### Exercise requirements
In your copy, leave out the pictures; write out all the data exactly.

____

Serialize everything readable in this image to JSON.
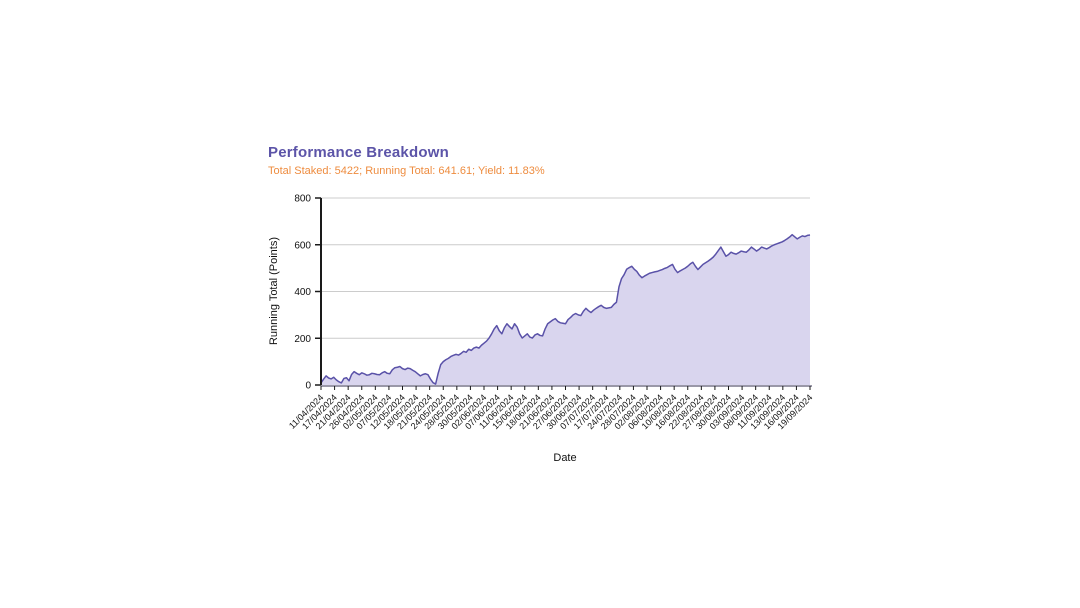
{
  "header": {
    "title": "Performance Breakdown",
    "subtitle": "Total Staked: 5422; Running Total: 641.61; Yield: 11.83%"
  },
  "stats": {
    "total_staked": "5422",
    "running_total": "641.61",
    "yield": "11.83%"
  },
  "colors": {
    "title_text": "#5c54a8",
    "subtitle_text": "#ee8c3f",
    "line": "#5a52a8",
    "area_fill": "#d9d5ee",
    "grid": "#cccccc",
    "y_axis": "#1a1a1a",
    "x_axis": "#9a98a8",
    "tick_text": "#111111"
  },
  "chart_data": {
    "type": "area",
    "title": "Performance Breakdown",
    "subtitle": "Total Staked: 5422; Running Total: 641.61; Yield: 11.83%",
    "xlabel": "Date",
    "ylabel": "Running Total (Points)",
    "ylim": [
      0,
      800
    ],
    "yticks": [
      0,
      200,
      400,
      600,
      800
    ],
    "grid": "horizontal-only",
    "legend": "none",
    "x_tick_labels": [
      "11/04/2024",
      "17/04/2024",
      "21/04/2024",
      "26/04/2024",
      "02/05/2024",
      "07/05/2024",
      "12/05/2024",
      "18/05/2024",
      "21/05/2024",
      "24/05/2024",
      "28/05/2024",
      "30/05/2024",
      "02/06/2024",
      "07/06/2024",
      "11/06/2024",
      "15/06/2024",
      "18/06/2024",
      "21/06/2024",
      "27/06/2024",
      "30/06/2024",
      "07/07/2024",
      "17/07/2024",
      "24/07/2024",
      "28/07/2024",
      "02/08/2024",
      "06/08/2024",
      "10/08/2024",
      "16/08/2024",
      "22/08/2024",
      "27/08/2024",
      "30/08/2024",
      "03/09/2024",
      "08/09/2024",
      "11/09/2024",
      "13/09/2024",
      "16/09/2024",
      "19/09/2024"
    ],
    "series": [
      {
        "name": "Running Total",
        "final_value": 641.61,
        "values": [
          9,
          25,
          39,
          30,
          26,
          33,
          22,
          14,
          9,
          28,
          31,
          18,
          45,
          57,
          50,
          44,
          52,
          48,
          42,
          44,
          50,
          48,
          45,
          44,
          52,
          57,
          50,
          48,
          65,
          74,
          76,
          79,
          70,
          66,
          72,
          70,
          63,
          57,
          48,
          39,
          45,
          48,
          44,
          25,
          10,
          4,
          50,
          87,
          100,
          108,
          114,
          122,
          127,
          131,
          128,
          135,
          144,
          140,
          153,
          148,
          158,
          162,
          158,
          170,
          179,
          188,
          201,
          219,
          240,
          254,
          232,
          219,
          245,
          262,
          250,
          240,
          262,
          248,
          219,
          201,
          210,
          219,
          205,
          201,
          214,
          219,
          212,
          210,
          240,
          262,
          270,
          278,
          284,
          272,
          266,
          264,
          262,
          280,
          289,
          300,
          306,
          300,
          297,
          315,
          328,
          318,
          310,
          320,
          328,
          335,
          341,
          332,
          328,
          330,
          332,
          345,
          354,
          420,
          455,
          472,
          495,
          502,
          508,
          495,
          486,
          470,
          459,
          466,
          472,
          478,
          481,
          484,
          486,
          490,
          494,
          499,
          503,
          510,
          516,
          495,
          481,
          488,
          494,
          500,
          508,
          518,
          525,
          508,
          494,
          505,
          516,
          523,
          530,
          538,
          547,
          560,
          575,
          590,
          570,
          551,
          558,
          568,
          563,
          560,
          566,
          573,
          570,
          568,
          578,
          590,
          582,
          573,
          580,
          590,
          586,
          582,
          588,
          595,
          600,
          604,
          608,
          612,
          618,
          625,
          633,
          643,
          634,
          625,
          632,
          638,
          635,
          640,
          641.61
        ]
      }
    ]
  }
}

____

### Solution for this exercise
Serialize everything readable in this image to JSON.
{
  "header": {
    "title": "Performance Breakdown",
    "subtitle": "Total Staked: 5422; Running Total: 641.61; Yield: 11.83%"
  },
  "stats": {
    "total_staked": "5422",
    "running_total": "641.61",
    "yield": "11.83%"
  },
  "colors": {
    "title_text": "#5c54a8",
    "subtitle_text": "#ee8c3f",
    "line": "#5a52a8",
    "area_fill": "#d9d5ee",
    "grid": "#cccccc",
    "y_axis": "#1a1a1a",
    "x_axis": "#9a98a8",
    "tick_text": "#111111"
  },
  "chart_data": {
    "type": "area",
    "title": "Performance Breakdown",
    "subtitle": "Total Staked: 5422; Running Total: 641.61; Yield: 11.83%",
    "xlabel": "Date",
    "ylabel": "Running Total (Points)",
    "ylim": [
      0,
      800
    ],
    "yticks": [
      0,
      200,
      400,
      600,
      800
    ],
    "grid": "horizontal-only",
    "legend": "none",
    "x_tick_labels": [
      "11/04/2024",
      "17/04/2024",
      "21/04/2024",
      "26/04/2024",
      "02/05/2024",
      "07/05/2024",
      "12/05/2024",
      "18/05/2024",
      "21/05/2024",
      "24/05/2024",
      "28/05/2024",
      "30/05/2024",
      "02/06/2024",
      "07/06/2024",
      "11/06/2024",
      "15/06/2024",
      "18/06/2024",
      "21/06/2024",
      "27/06/2024",
      "30/06/2024",
      "07/07/2024",
      "17/07/2024",
      "24/07/2024",
      "28/07/2024",
      "02/08/2024",
      "06/08/2024",
      "10/08/2024",
      "16/08/2024",
      "22/08/2024",
      "27/08/2024",
      "30/08/2024",
      "03/09/2024",
      "08/09/2024",
      "11/09/2024",
      "13/09/2024",
      "16/09/2024",
      "19/09/2024"
    ],
    "series": [
      {
        "name": "Running Total",
        "final_value": 641.61,
        "values": [
          9,
          25,
          39,
          30,
          26,
          33,
          22,
          14,
          9,
          28,
          31,
          18,
          45,
          57,
          50,
          44,
          52,
          48,
          42,
          44,
          50,
          48,
          45,
          44,
          52,
          57,
          50,
          48,
          65,
          74,
          76,
          79,
          70,
          66,
          72,
          70,
          63,
          57,
          48,
          39,
          45,
          48,
          44,
          25,
          10,
          4,
          50,
          87,
          100,
          108,
          114,
          122,
          127,
          131,
          128,
          135,
          144,
          140,
          153,
          148,
          158,
          162,
          158,
          170,
          179,
          188,
          201,
          219,
          240,
          254,
          232,
          219,
          245,
          262,
          250,
          240,
          262,
          248,
          219,
          201,
          210,
          219,
          205,
          201,
          214,
          219,
          212,
          210,
          240,
          262,
          270,
          278,
          284,
          272,
          266,
          264,
          262,
          280,
          289,
          300,
          306,
          300,
          297,
          315,
          328,
          318,
          310,
          320,
          328,
          335,
          341,
          332,
          328,
          330,
          332,
          345,
          354,
          420,
          455,
          472,
          495,
          502,
          508,
          495,
          486,
          470,
          459,
          466,
          472,
          478,
          481,
          484,
          486,
          490,
          494,
          499,
          503,
          510,
          516,
          495,
          481,
          488,
          494,
          500,
          508,
          518,
          525,
          508,
          494,
          505,
          516,
          523,
          530,
          538,
          547,
          560,
          575,
          590,
          570,
          551,
          558,
          568,
          563,
          560,
          566,
          573,
          570,
          568,
          578,
          590,
          582,
          573,
          580,
          590,
          586,
          582,
          588,
          595,
          600,
          604,
          608,
          612,
          618,
          625,
          633,
          643,
          634,
          625,
          632,
          638,
          635,
          640,
          641.61
        ]
      }
    ]
  }
}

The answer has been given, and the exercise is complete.